PROBLEM DETAILS:
Your answer should be a single number: the count of lines that hold the word "普通高中数学课程标准".

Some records
________________________________________

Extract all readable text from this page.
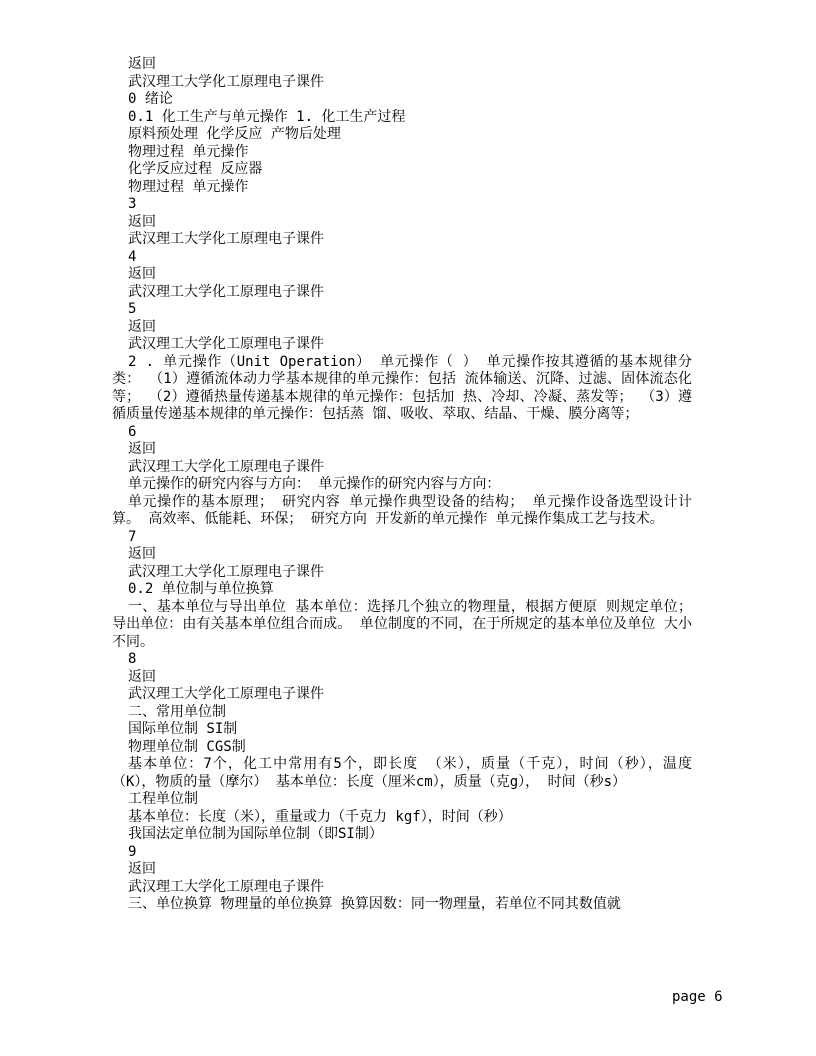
返回
武汉理工大学化工原理电子课件
0 绪论
0.1 化工生产与单元操作 1. 化工生产过程
原料预处理 化学反应 产物后处理
物理过程 单元操作
化学反应过程 反应器
物理过程 单元操作
3
返回
武汉理工大学化工原理电子课件
4
返回
武汉理工大学化工原理电子课件
5
返回
武汉理工大学化工原理电子课件
2 . 单元操作（Unit Operation） 单元操作（ ） 单元操作按其遵循的基本规律分类： （1）遵循流体动力学基本规律的单元操作：包括 流体输送、沉降、过滤、固体流态化等； （2）遵循热量传递基本规律的单元操作：包括加 热、冷却、冷凝、蒸发等； （3）遵循质量传递基本规律的单元操作：包括蒸 馏、吸收、萃取、结晶、干燥、膜分离等；
6
返回
武汉理工大学化工原理电子课件
单元操作的研究内容与方向： 单元操作的研究内容与方向：
单元操作的基本原理； 研究内容 单元操作典型设备的结构； 单元操作设备选型设计计算。 高效率、低能耗、环保； 研究方向 开发新的单元操作 单元操作集成工艺与技术。
7
返回
武汉理工大学化工原理电子课件
0.2 单位制与单位换算
一、基本单位与导出单位 基本单位：选择几个独立的物理量，根据方便原 则规定单位； 导出单位：由有关基本单位组合而成。 单位制度的不同，在于所规定的基本单位及单位 大小不同。
8
返回
武汉理工大学化工原理电子课件
二、常用单位制
国际单位制 SI制
物理单位制 CGS制
基本单位：7个，化工中常用有5个，即长度 （米），质量（千克），时间（秒），温度 （K），物质的量（摩尔） 基本单位：长度（厘米cm），质量（克g）， 时间（秒s）
工程单位制
基本单位：长度（米），重量或力（千克力 kgf），时间（秒）
我国法定单位制为国际单位制（即SI制）
9
返回
武汉理工大学化工原理电子课件
三、单位换算 物理量的单位换算 换算因数：同一物理量，若单位不同其数值就
page 6
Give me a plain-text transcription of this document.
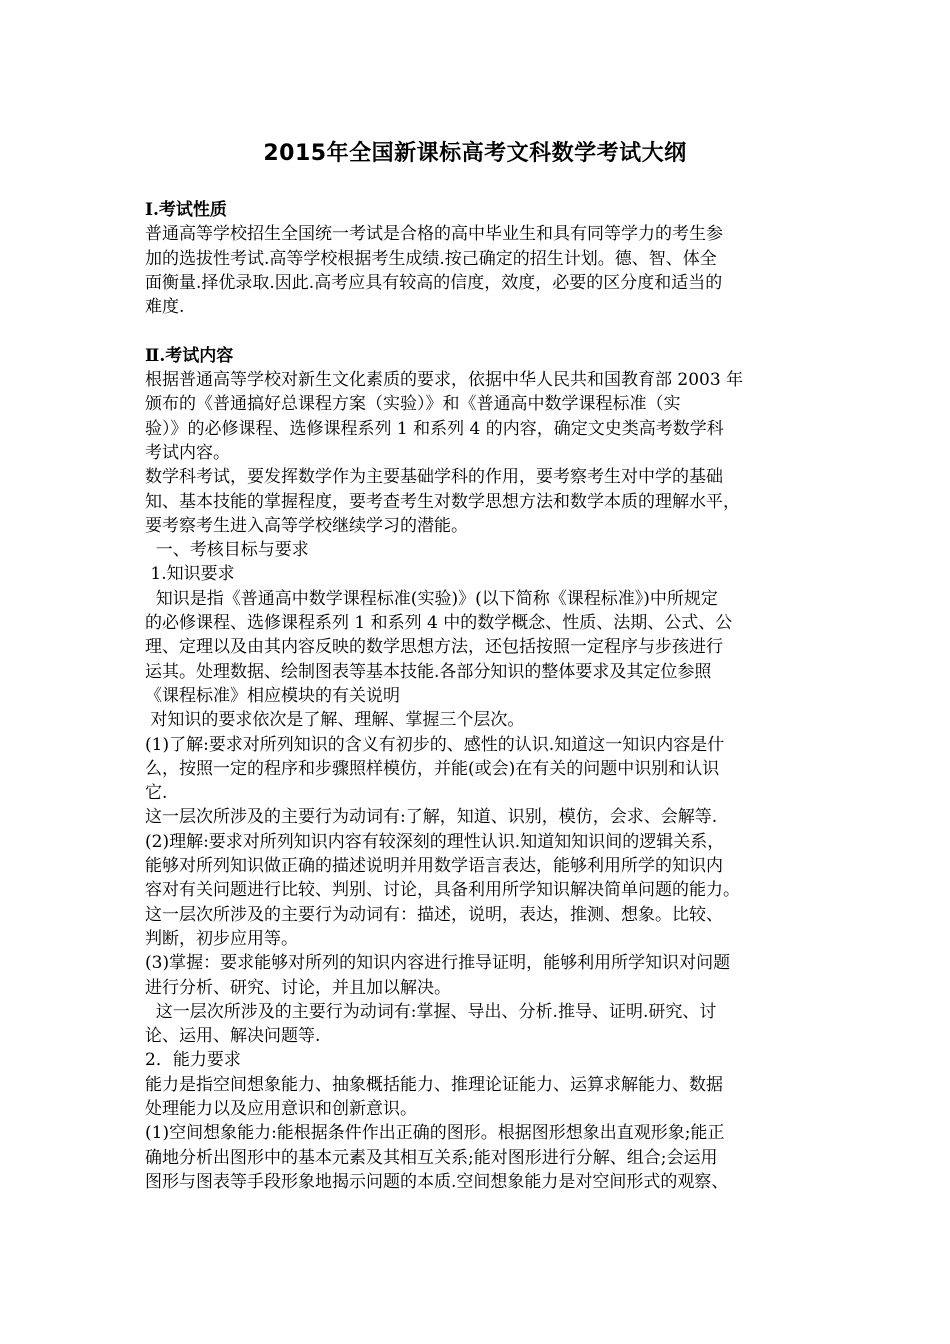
2015年全国新课标高考文科数学考试大纲
I.考试性质
普通高等学校招生全国统一考试是合格的高中毕业生和具有同等学力的考生参
加的选拔性考试.高等学校根据考生成绩.按己确定的招生计划。德、智、体全
面衡量.择优录取.因此.高考应具有较高的信度，效度，必要的区分度和适当的
难度.
Ⅱ.考试内容
根据普通高等学校对新生文化素质的要求，依据中华人民共和国教育部 2003 年
颁布的《普通搞好总课程方案（实验）》和《普通高中数学课程标准（实
验）》的必修课程、选修课程系列 1 和系列 4 的内容，确定文史类高考数学科
考试内容。
数学科考试，要发挥数学作为主要基础学科的作用，要考察考生对中学的基础
知、基本技能的掌握程度，要考查考生对数学思想方法和数学本质的理解水平，
要考察考生进入高等学校继续学习的潜能。
一、考核目标与要求
1.知识要求
知识是指《普通高中数学课程标准(实验)》(以下简称《课程标准》)中所规定
的必修课程、选修课程系列 1 和系列 4 中的数学概念、性质、法期、公式、公
理、定理以及由其内容反映的数学思想方法，还包括按照一定程序与步孩进行
运其。处理数据、绘制图表等基本技能.各部分知识的整体要求及其定位参照
《课程标准》相应模块的有关说明
对知识的要求依次是了解、理解、掌握三个层次。
(1)了解:要求对所列知识的含义有初步的、感性的认识.知道这一知识内容是什
么，按照一定的程序和步骤照样模仿，并能(或会)在有关的问题中识别和认识
它.
这一层次所涉及的主要行为动词有:了解，知道、识别，模仿，会求、会解等.
(2)理解:要求对所列知识内容有较深刻的理性认识.知道知知识间的逻辑关系，
能够对所列知识做正确的描述说明并用数学语言表达，能够利用所学的知识内
容对有关问题进行比较、判别、讨论，具备利用所学知识解决简单问题的能力。
这一层次所涉及的主要行为动词有：描述，说明，表达，推测、想象。比较、
判断，初步应用等。
(3)掌握：要求能够对所列的知识内容进行推导证明，能够利用所学知识对问题
进行分析、研究、讨论，并且加以解决。
这一层次所涉及的主要行为动词有:掌握、导出、分析.推导、证明.研究、讨
论、运用、解决问题等.
2．能力要求
能力是指空间想象能力、抽象概括能力、推理论证能力、运算求解能力、数据
处理能力以及应用意识和创新意识。
(1)空间想象能力:能根据条件作出正确的图形。根据图形想象出直观形象;能正
确地分析出图形中的基本元素及其相互关系;能对图形进行分解、组合;会运用
图形与图表等手段形象地揭示问题的本质.空间想象能力是对空间形式的观察、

________________________________________

TASK SOLUTION:
2